# Problem statement
Copy all the material that follows, keeping every character the same.

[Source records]
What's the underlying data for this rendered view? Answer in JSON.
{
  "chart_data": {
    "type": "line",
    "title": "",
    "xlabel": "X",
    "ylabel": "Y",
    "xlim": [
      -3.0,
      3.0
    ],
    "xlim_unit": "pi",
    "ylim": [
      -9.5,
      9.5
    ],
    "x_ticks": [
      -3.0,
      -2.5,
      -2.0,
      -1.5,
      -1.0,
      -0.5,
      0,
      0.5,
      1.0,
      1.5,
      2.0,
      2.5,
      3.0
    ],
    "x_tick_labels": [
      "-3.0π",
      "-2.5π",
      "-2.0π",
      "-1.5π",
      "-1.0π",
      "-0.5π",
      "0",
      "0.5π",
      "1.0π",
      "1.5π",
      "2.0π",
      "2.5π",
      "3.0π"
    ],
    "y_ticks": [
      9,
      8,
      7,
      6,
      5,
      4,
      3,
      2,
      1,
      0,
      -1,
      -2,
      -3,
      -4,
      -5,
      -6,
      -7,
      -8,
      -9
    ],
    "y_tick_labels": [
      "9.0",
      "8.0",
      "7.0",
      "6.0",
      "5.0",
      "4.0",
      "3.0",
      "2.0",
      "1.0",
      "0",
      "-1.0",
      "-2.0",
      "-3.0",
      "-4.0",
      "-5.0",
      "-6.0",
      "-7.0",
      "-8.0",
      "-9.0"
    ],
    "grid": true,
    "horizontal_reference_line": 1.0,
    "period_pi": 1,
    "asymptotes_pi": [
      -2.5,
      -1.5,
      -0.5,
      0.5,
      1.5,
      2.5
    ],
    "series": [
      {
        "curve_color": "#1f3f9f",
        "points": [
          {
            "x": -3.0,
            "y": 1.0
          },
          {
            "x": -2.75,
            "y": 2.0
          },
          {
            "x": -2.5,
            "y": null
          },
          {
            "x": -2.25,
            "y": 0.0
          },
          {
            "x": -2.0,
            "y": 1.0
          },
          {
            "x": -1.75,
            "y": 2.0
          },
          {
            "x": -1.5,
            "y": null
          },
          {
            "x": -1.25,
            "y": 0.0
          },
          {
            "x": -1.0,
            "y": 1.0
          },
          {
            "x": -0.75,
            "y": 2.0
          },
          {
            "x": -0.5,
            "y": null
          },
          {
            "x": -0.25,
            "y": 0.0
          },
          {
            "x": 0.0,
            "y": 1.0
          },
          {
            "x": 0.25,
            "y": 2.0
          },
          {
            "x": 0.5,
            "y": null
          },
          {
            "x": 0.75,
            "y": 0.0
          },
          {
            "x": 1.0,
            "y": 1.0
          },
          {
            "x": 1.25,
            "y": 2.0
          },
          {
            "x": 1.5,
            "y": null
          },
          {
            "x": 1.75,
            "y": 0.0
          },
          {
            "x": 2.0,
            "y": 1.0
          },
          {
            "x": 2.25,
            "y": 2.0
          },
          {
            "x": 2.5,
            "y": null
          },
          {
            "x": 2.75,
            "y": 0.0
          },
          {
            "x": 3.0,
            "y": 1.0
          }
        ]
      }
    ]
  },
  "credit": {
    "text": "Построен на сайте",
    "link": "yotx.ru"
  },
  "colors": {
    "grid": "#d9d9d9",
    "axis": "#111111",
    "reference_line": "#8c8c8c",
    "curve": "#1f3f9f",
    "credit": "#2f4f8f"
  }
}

# The result
What's the underlying data for this rendered view? Answer in JSON.
{
  "chart_data": {
    "type": "line",
    "title": "",
    "xlabel": "X",
    "ylabel": "Y",
    "xlim": [
      -3.0,
      3.0
    ],
    "xlim_unit": "pi",
    "ylim": [
      -9.5,
      9.5
    ],
    "x_ticks": [
      -3.0,
      -2.5,
      -2.0,
      -1.5,
      -1.0,
      -0.5,
      0,
      0.5,
      1.0,
      1.5,
      2.0,
      2.5,
      3.0
    ],
    "x_tick_labels": [
      "-3.0π",
      "-2.5π",
      "-2.0π",
      "-1.5π",
      "-1.0π",
      "-0.5π",
      "0",
      "0.5π",
      "1.0π",
      "1.5π",
      "2.0π",
      "2.5π",
      "3.0π"
    ],
    "y_ticks": [
      9,
      8,
      7,
      6,
      5,
      4,
      3,
      2,
      1,
      0,
      -1,
      -2,
      -3,
      -4,
      -5,
      -6,
      -7,
      -8,
      -9
    ],
    "y_tick_labels": [
      "9.0",
      "8.0",
      "7.0",
      "6.0",
      "5.0",
      "4.0",
      "3.0",
      "2.0",
      "1.0",
      "0",
      "-1.0",
      "-2.0",
      "-3.0",
      "-4.0",
      "-5.0",
      "-6.0",
      "-7.0",
      "-8.0",
      "-9.0"
    ],
    "grid": true,
    "horizontal_reference_line": 1.0,
    "period_pi": 1,
    "asymptotes_pi": [
      -2.5,
      -1.5,
      -0.5,
      0.5,
      1.5,
      2.5
    ],
    "series": [
      {
        "curve_color": "#1f3f9f",
        "points": [
          {
            "x": -3.0,
            "y": 1.0
          },
          {
            "x": -2.75,
            "y": 2.0
          },
          {
            "x": -2.5,
            "y": null
          },
          {
            "x": -2.25,
            "y": 0.0
          },
          {
            "x": -2.0,
            "y": 1.0
          },
          {
            "x": -1.75,
            "y": 2.0
          },
          {
            "x": -1.5,
            "y": null
          },
          {
            "x": -1.25,
            "y": 0.0
          },
          {
            "x": -1.0,
            "y": 1.0
          },
          {
            "x": -0.75,
            "y": 2.0
          },
          {
            "x": -0.5,
            "y": null
          },
          {
            "x": -0.25,
            "y": 0.0
          },
          {
            "x": 0.0,
            "y": 1.0
          },
          {
            "x": 0.25,
            "y": 2.0
          },
          {
            "x": 0.5,
            "y": null
          },
          {
            "x": 0.75,
            "y": 0.0
          },
          {
            "x": 1.0,
            "y": 1.0
          },
          {
            "x": 1.25,
            "y": 2.0
          },
          {
            "x": 1.5,
            "y": null
          },
          {
            "x": 1.75,
            "y": 0.0
          },
          {
            "x": 2.0,
            "y": 1.0
          },
          {
            "x": 2.25,
            "y": 2.0
          },
          {
            "x": 2.5,
            "y": null
          },
          {
            "x": 2.75,
            "y": 0.0
          },
          {
            "x": 3.0,
            "y": 1.0
          }
        ]
      }
    ]
  },
  "credit": {
    "text": "Построен на сайте",
    "link": "yotx.ru"
  },
  "colors": {
    "grid": "#d9d9d9",
    "axis": "#111111",
    "reference_line": "#8c8c8c",
    "curve": "#1f3f9f",
    "credit": "#2f4f8f"
  }
}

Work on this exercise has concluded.